Dataset entries
>>
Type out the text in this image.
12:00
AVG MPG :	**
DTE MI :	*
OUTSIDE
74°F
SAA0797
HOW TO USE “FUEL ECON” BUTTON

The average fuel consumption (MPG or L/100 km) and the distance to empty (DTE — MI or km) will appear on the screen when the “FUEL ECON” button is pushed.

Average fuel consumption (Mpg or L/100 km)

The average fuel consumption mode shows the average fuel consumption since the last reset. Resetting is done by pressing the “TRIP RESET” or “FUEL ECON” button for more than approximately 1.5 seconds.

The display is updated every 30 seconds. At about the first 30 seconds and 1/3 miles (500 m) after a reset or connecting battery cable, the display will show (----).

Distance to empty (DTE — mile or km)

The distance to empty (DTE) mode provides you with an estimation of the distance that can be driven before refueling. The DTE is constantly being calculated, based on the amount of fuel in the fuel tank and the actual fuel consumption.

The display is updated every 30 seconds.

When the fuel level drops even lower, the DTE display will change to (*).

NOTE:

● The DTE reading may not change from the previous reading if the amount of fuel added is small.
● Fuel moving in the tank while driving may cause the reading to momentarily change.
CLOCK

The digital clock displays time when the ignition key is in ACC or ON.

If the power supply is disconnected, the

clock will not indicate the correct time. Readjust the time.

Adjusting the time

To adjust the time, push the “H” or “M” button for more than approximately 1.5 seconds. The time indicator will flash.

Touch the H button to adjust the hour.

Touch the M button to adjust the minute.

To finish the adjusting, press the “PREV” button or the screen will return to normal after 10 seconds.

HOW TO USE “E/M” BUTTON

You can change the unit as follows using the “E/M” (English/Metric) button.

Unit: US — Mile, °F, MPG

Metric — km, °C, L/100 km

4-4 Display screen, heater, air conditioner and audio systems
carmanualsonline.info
<<
What to work on - Pull every line containing "reading" from the material above.

Output of the exercise -
● The DTE reading may not change from the previous reading if the amount of fuel added is small.
● Fuel moving in the tank while driving may cause the reading to momentarily change.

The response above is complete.